__PROBLEM REQUIREMENTS__: Please print every record below exactly as it appears.

───── INFORMATION SUPPLIED

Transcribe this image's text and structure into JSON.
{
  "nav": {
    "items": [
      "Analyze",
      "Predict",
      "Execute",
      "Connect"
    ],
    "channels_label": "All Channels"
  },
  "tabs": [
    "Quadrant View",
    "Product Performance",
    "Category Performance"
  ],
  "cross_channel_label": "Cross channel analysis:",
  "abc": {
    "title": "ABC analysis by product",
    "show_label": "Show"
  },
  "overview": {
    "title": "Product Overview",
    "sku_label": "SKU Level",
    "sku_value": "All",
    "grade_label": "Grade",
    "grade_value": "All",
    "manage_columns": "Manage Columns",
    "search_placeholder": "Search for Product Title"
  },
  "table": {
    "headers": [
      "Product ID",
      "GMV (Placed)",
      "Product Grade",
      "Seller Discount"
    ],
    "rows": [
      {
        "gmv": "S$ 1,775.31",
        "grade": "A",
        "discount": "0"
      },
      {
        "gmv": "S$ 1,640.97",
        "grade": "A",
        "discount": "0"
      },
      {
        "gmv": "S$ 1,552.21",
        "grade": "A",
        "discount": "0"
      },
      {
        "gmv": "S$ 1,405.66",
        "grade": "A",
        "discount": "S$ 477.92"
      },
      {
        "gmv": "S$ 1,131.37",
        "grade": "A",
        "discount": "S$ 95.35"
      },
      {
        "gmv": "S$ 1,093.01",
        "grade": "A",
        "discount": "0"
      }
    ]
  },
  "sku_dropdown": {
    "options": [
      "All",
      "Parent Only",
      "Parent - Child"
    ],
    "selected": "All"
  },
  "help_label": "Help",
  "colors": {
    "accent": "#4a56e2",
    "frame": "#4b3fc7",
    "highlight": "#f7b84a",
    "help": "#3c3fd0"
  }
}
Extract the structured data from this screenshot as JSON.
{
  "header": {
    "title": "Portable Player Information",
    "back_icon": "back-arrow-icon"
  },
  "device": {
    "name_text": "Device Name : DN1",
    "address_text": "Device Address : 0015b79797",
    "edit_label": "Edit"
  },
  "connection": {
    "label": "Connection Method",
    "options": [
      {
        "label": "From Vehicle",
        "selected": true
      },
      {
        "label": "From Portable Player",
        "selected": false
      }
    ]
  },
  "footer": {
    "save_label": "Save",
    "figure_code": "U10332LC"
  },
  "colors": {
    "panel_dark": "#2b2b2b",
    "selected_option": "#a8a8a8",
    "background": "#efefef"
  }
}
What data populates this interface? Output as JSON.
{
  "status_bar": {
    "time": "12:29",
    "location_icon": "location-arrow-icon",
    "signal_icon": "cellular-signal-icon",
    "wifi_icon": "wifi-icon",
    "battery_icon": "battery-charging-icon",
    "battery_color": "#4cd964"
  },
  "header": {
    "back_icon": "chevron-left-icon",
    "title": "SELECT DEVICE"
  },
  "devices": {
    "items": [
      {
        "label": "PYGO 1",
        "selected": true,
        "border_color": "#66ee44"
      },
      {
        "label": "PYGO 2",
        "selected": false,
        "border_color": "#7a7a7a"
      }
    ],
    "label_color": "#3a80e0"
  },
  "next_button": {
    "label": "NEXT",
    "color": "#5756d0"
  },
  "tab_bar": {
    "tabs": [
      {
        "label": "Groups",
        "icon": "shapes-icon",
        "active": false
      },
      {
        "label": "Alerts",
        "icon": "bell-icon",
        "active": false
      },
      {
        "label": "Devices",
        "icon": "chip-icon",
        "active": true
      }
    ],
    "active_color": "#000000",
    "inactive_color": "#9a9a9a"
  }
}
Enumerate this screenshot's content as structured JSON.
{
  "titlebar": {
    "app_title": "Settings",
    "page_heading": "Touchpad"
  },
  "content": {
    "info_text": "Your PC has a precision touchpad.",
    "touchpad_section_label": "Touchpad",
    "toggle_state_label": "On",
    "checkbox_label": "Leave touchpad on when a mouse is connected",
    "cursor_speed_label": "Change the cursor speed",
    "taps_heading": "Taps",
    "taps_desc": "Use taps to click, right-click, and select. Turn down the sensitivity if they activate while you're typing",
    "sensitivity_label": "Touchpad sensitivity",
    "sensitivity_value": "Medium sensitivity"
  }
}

──────────

__TASK ANSWER__:
Transcribe this image's text and structure into JSON.
{
  "nav": {
    "items": [
      "Analyze",
      "Predict",
      "Execute",
      "Connect"
    ],
    "channels_label": "All Channels"
  },
  "tabs": [
    "Quadrant View",
    "Product Performance",
    "Category Performance"
  ],
  "cross_channel_label": "Cross channel analysis:",
  "abc": {
    "title": "ABC analysis by product",
    "show_label": "Show"
  },
  "overview": {
    "title": "Product Overview",
    "sku_label": "SKU Level",
    "sku_value": "All",
    "grade_label": "Grade",
    "grade_value": "All",
    "manage_columns": "Manage Columns",
    "search_placeholder": "Search for Product Title"
  },
  "table": {
    "headers": [
      "Product ID",
      "GMV (Placed)",
      "Product Grade",
      "Seller Discount"
    ],
    "rows": [
      {
        "gmv": "S$ 1,775.31",
        "grade": "A",
        "discount": "0"
      },
      {
        "gmv": "S$ 1,640.97",
        "grade": "A",
        "discount": "0"
      },
      {
        "gmv": "S$ 1,552.21",
        "grade": "A",
        "discount": "0"
      },
      {
        "gmv": "S$ 1,405.66",
        "grade": "A",
        "discount": "S$ 477.92"
      },
      {
        "gmv": "S$ 1,131.37",
        "grade": "A",
        "discount": "S$ 95.35"
      },
      {
        "gmv": "S$ 1,093.01",
        "grade": "A",
        "discount": "0"
      }
    ]
  },
  "sku_dropdown": {
    "options": [
      "All",
      "Parent Only",
      "Parent - Child"
    ],
    "selected": "All"
  },
  "help_label": "Help",
  "colors": {
    "accent": "#4a56e2",
    "frame": "#4b3fc7",
    "highlight": "#f7b84a",
    "help": "#3c3fd0"
  }
}
Extract the structured data from this screenshot as JSON.
{
  "header": {
    "title": "Portable Player Information",
    "back_icon": "back-arrow-icon"
  },
  "device": {
    "name_text": "Device Name : DN1",
    "address_text": "Device Address : 0015b79797",
    "edit_label": "Edit"
  },
  "connection": {
    "label": "Connection Method",
    "options": [
      {
        "label": "From Vehicle",
        "selected": true
      },
      {
        "label": "From Portable Player",
        "selected": false
      }
    ]
  },
  "footer": {
    "save_label": "Save",
    "figure_code": "U10332LC"
  },
  "colors": {
    "panel_dark": "#2b2b2b",
    "selected_option": "#a8a8a8",
    "background": "#efefef"
  }
}
What data populates this interface? Output as JSON.
{
  "status_bar": {
    "time": "12:29",
    "location_icon": "location-arrow-icon",
    "signal_icon": "cellular-signal-icon",
    "wifi_icon": "wifi-icon",
    "battery_icon": "battery-charging-icon",
    "battery_color": "#4cd964"
  },
  "header": {
    "back_icon": "chevron-left-icon",
    "title": "SELECT DEVICE"
  },
  "devices": {
    "items": [
      {
        "label": "PYGO 1",
        "selected": true,
        "border_color": "#66ee44"
      },
      {
        "label": "PYGO 2",
        "selected": false,
        "border_color": "#7a7a7a"
      }
    ],
    "label_color": "#3a80e0"
  },
  "next_button": {
    "label": "NEXT",
    "color": "#5756d0"
  },
  "tab_bar": {
    "tabs": [
      {
        "label": "Groups",
        "icon": "shapes-icon",
        "active": false
      },
      {
        "label": "Alerts",
        "icon": "bell-icon",
        "active": false
      },
      {
        "label": "Devices",
        "icon": "chip-icon",
        "active": true
      }
    ],
    "active_color": "#000000",
    "inactive_color": "#9a9a9a"
  }
}
Enumerate this screenshot's content as structured JSON.
{
  "titlebar": {
    "app_title": "Settings",
    "page_heading": "Touchpad"
  },
  "content": {
    "info_text": "Your PC has a precision touchpad.",
    "touchpad_section_label": "Touchpad",
    "toggle_state_label": "On",
    "checkbox_label": "Leave touchpad on when a mouse is connected",
    "cursor_speed_label": "Change the cursor speed",
    "taps_heading": "Taps",
    "taps_desc": "Use taps to click, right-click, and select. Turn down the sensitivity if they activate while you're typing",
    "sensitivity_label": "Touchpad sensitivity",
    "sensitivity_value": "Medium sensitivity"
  }
}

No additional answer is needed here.